■ Records
= = =

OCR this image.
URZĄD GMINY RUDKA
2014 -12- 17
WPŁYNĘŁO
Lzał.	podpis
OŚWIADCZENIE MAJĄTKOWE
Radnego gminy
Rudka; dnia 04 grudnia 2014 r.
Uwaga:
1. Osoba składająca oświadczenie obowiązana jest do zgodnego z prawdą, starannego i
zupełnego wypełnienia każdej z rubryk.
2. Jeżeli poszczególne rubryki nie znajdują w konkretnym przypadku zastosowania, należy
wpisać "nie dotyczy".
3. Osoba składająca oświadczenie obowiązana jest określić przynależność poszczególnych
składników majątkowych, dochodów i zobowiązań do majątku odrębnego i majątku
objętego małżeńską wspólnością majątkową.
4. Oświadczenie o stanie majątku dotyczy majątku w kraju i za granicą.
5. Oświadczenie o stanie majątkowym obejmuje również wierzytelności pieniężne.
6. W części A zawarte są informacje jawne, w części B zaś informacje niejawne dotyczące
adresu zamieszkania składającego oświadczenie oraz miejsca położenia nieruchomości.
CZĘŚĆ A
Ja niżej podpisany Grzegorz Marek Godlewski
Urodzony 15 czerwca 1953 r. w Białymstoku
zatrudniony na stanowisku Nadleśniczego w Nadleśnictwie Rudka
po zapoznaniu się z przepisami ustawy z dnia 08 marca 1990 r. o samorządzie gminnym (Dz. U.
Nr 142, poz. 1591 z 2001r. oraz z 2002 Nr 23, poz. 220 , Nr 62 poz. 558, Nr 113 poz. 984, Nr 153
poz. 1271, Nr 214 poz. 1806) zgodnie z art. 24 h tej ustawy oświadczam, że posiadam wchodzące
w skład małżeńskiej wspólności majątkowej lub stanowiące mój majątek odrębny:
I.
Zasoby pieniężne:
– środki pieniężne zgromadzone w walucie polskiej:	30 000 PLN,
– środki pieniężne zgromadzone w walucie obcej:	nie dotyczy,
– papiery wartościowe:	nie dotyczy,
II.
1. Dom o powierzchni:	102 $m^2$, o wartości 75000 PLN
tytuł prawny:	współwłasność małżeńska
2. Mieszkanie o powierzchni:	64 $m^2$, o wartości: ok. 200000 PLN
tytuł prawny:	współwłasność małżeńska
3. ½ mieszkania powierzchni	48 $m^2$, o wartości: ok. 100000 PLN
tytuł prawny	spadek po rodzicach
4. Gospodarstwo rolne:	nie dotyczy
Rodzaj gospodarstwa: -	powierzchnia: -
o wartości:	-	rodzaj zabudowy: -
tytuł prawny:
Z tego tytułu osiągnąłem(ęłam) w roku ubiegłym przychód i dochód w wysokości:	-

= = =

■ WHAT IS NEEDED
From the records above, pull out each line that has "zgromadzone".

■ ANSWER TO THIS PROBLEM
– środki pieniężne zgromadzone w walucie polskiej:	30 000 PLN,
– środki pieniężne zgromadzone w walucie obcej:	nie dotyczy,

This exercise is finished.